Data entries for graphics:
══════════

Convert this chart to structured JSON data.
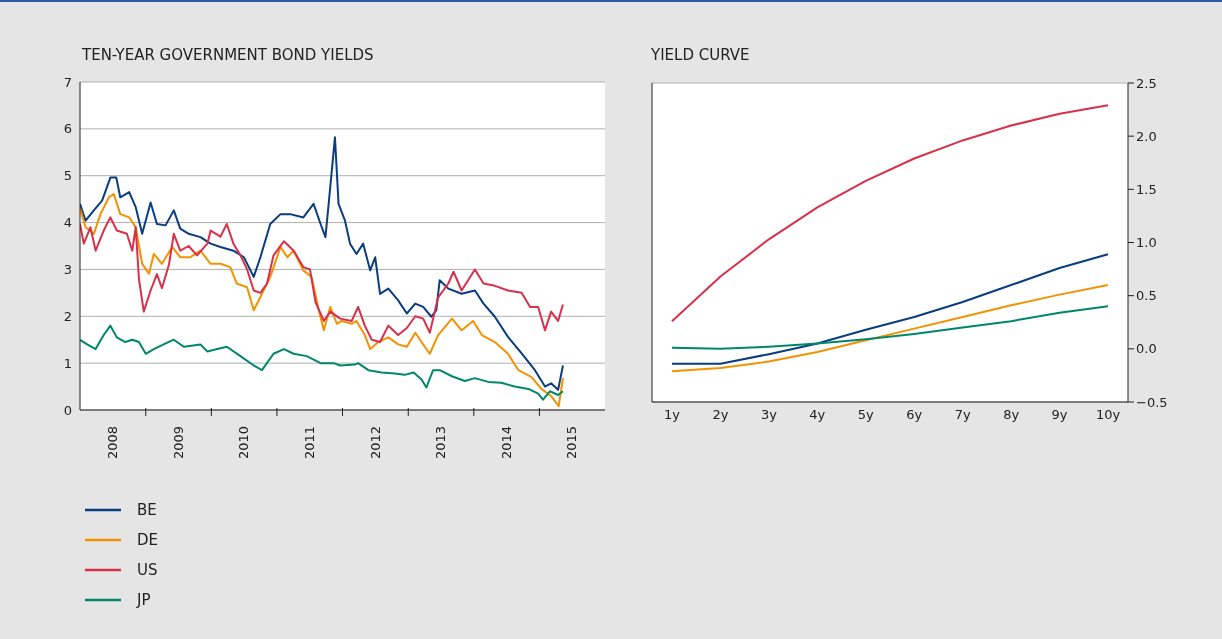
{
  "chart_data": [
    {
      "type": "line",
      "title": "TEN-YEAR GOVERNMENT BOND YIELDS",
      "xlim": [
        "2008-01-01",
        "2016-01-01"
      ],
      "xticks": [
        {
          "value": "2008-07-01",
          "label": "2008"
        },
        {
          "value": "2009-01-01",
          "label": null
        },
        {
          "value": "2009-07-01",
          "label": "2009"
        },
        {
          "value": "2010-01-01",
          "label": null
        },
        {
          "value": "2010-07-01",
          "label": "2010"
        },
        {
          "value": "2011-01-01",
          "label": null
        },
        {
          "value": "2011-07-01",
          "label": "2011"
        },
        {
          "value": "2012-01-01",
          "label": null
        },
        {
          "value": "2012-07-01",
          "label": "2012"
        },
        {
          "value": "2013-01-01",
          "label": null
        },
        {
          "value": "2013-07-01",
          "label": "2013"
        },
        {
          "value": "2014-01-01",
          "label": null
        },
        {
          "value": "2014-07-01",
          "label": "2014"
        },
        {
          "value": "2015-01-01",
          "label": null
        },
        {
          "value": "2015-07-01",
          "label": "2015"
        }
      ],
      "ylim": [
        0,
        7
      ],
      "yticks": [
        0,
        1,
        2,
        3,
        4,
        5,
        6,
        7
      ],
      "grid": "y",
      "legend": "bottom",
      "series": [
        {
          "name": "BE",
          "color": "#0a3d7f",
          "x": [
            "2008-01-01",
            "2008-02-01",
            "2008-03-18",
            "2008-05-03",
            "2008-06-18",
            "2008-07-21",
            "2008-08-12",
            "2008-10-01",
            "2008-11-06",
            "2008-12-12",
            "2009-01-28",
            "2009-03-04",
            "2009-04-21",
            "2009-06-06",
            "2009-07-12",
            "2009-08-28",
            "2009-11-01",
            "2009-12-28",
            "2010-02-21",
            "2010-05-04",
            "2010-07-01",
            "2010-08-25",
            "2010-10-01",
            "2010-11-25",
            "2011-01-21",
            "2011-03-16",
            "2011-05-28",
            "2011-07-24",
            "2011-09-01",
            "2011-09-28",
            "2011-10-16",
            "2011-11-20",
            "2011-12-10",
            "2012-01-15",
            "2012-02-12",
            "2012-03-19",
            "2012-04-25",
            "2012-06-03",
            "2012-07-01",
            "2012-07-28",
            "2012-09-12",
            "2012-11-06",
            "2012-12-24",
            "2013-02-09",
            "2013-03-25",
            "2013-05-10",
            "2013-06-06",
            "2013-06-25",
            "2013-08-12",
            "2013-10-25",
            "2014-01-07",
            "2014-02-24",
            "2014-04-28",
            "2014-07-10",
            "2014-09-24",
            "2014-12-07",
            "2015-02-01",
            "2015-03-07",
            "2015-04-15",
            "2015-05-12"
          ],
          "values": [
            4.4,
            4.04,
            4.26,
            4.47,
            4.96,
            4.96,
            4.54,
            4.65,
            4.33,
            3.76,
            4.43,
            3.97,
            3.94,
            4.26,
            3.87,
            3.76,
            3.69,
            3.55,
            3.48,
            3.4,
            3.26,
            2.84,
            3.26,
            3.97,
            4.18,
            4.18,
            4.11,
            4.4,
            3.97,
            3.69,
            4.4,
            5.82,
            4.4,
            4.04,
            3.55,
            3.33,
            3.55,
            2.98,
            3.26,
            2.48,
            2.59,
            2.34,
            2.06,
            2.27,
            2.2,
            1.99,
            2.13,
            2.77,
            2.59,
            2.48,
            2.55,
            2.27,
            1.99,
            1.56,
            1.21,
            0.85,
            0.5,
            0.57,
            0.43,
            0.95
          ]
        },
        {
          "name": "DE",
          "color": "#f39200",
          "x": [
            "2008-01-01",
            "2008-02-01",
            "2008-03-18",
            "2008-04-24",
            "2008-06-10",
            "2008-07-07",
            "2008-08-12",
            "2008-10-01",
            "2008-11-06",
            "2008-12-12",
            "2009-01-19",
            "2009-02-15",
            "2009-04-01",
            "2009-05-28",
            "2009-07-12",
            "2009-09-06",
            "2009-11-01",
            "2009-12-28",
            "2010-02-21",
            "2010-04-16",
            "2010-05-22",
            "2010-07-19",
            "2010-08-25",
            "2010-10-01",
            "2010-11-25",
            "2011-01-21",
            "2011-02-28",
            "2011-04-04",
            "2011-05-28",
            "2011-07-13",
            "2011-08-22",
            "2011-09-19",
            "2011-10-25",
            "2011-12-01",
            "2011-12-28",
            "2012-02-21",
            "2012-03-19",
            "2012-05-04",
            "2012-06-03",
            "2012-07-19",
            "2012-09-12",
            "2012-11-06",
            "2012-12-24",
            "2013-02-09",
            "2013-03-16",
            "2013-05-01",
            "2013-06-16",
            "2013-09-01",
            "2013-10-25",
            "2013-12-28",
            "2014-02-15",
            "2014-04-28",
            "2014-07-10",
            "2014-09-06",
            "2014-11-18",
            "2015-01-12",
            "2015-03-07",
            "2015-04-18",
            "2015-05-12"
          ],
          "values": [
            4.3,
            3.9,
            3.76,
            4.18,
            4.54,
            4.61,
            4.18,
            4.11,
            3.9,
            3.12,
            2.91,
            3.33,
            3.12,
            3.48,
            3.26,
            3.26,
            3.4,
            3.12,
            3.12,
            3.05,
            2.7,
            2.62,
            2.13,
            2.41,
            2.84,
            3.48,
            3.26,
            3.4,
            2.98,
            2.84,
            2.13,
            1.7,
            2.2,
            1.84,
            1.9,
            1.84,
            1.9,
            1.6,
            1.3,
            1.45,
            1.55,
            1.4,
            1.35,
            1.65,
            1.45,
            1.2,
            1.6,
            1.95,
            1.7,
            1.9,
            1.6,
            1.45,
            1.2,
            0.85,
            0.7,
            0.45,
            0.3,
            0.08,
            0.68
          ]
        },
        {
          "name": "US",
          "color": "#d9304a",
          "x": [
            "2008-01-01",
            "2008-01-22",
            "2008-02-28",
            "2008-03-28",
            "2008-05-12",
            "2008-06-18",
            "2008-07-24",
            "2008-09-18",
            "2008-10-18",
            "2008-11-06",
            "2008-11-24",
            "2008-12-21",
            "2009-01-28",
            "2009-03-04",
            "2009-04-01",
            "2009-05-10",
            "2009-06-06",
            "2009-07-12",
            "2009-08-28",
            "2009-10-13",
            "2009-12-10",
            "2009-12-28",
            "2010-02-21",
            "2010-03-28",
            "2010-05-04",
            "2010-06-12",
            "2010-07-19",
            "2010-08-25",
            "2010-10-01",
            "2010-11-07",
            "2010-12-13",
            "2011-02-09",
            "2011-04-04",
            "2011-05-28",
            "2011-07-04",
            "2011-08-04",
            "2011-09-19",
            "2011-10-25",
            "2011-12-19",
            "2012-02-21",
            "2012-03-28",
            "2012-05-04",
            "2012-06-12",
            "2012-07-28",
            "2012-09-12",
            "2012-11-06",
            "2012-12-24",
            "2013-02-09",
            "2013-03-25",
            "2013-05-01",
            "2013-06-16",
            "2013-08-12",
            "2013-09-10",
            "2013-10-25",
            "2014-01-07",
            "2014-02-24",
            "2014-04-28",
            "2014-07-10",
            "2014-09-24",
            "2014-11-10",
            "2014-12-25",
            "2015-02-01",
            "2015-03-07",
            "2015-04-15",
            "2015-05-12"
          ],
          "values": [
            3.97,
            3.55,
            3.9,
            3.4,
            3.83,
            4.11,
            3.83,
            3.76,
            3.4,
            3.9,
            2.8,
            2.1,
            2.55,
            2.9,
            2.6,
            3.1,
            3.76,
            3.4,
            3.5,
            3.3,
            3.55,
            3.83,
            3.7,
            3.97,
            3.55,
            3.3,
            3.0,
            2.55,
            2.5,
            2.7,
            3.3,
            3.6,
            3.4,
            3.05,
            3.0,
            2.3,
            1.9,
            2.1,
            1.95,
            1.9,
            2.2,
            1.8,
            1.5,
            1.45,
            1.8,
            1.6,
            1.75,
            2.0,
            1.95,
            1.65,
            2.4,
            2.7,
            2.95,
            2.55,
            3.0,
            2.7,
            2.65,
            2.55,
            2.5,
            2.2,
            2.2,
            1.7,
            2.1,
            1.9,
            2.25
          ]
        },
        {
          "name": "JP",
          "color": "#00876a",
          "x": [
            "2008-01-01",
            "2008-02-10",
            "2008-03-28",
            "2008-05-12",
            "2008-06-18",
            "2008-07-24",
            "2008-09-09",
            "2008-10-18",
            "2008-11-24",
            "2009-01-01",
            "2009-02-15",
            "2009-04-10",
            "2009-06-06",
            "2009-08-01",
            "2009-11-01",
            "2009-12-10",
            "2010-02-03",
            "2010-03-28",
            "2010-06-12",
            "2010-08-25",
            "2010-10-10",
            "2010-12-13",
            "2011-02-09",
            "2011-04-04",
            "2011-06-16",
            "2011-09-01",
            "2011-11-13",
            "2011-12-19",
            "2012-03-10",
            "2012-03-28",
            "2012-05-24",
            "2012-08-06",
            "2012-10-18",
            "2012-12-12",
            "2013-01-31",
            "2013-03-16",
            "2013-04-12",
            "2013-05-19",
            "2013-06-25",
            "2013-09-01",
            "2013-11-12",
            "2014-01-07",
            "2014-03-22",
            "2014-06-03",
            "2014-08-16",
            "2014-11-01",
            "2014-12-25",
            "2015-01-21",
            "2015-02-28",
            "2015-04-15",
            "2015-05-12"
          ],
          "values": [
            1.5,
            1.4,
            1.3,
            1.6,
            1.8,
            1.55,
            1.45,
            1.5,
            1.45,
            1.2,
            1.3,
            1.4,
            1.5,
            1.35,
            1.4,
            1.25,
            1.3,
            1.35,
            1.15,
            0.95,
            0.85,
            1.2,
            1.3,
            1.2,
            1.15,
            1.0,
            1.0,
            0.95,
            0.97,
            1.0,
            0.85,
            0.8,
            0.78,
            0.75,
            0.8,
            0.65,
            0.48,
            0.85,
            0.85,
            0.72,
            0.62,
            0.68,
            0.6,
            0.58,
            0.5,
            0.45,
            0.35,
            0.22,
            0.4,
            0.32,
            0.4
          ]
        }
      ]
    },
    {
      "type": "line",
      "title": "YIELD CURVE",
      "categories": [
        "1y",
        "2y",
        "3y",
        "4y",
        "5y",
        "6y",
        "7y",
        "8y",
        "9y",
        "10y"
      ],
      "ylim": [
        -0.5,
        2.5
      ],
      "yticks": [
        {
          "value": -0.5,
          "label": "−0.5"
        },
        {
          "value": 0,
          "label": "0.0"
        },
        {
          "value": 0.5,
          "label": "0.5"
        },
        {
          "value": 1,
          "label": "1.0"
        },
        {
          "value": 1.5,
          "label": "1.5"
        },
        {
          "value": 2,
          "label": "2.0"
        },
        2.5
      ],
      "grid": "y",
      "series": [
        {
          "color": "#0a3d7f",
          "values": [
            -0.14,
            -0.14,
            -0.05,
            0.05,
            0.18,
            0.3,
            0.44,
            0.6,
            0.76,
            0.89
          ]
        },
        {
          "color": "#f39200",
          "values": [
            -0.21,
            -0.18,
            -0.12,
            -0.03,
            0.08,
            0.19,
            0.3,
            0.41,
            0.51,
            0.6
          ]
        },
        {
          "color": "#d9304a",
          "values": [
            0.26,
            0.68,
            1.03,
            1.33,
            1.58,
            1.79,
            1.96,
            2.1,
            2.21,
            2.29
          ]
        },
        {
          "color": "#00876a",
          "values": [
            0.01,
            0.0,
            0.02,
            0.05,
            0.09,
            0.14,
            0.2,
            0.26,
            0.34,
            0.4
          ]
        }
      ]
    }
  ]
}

══════════

Directions for this task: Using the listing above, show every line that includes the string "title".

Exercise output:
      "title": "TEN-YEAR GOVERNMENT BOND YIELDS",
      "title": "YIELD CURVE",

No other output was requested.